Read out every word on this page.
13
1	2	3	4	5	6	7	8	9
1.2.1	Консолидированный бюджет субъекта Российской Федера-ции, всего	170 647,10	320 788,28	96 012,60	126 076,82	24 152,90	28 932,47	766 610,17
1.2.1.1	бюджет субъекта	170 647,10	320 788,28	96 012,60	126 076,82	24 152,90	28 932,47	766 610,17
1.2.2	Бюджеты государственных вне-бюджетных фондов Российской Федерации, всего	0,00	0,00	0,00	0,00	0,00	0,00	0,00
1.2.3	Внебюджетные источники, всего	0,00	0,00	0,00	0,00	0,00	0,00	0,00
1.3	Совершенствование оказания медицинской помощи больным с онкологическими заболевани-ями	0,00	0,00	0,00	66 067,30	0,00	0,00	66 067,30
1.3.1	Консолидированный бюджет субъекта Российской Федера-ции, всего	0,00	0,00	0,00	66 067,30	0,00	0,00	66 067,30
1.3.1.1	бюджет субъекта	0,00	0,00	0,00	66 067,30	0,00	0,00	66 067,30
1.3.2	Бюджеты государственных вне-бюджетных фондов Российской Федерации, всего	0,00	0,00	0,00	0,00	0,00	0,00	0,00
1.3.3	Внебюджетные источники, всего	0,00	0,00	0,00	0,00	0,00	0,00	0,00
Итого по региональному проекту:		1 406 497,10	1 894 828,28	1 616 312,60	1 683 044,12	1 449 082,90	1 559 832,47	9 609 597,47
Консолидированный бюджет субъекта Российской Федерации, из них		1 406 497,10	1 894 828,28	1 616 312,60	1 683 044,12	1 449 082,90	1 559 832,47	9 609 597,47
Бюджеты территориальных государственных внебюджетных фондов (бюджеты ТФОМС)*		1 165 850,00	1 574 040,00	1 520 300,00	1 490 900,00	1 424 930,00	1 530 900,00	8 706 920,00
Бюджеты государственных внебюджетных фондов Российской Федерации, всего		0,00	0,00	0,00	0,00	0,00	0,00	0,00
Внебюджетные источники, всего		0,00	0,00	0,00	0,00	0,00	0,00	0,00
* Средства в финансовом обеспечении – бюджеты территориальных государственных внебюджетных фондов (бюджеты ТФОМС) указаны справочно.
|---|
In the records above, locate every line with the string "Федерации" and copy it.

SOLUTION:
1.2.2	Бюджеты государственных вне-бюджетных фондов Российской Федерации, всего	0,00	0,00	0,00	0,00	0,00	0,00	0,00
1.3.2	Бюджеты государственных вне-бюджетных фондов Российской Федерации, всего	0,00	0,00	0,00	0,00	0,00	0,00	0,00
Консолидированный бюджет субъекта Российской Федерации, из них		1 406 497,10	1 894 828,28	1 616 312,60	1 683 044,12	1 449 082,90	1 559 832,47	9 609 597,47
Бюджеты государственных внебюджетных фондов Российской Федерации, всего		0,00	0,00	0,00	0,00	0,00	0,00	0,00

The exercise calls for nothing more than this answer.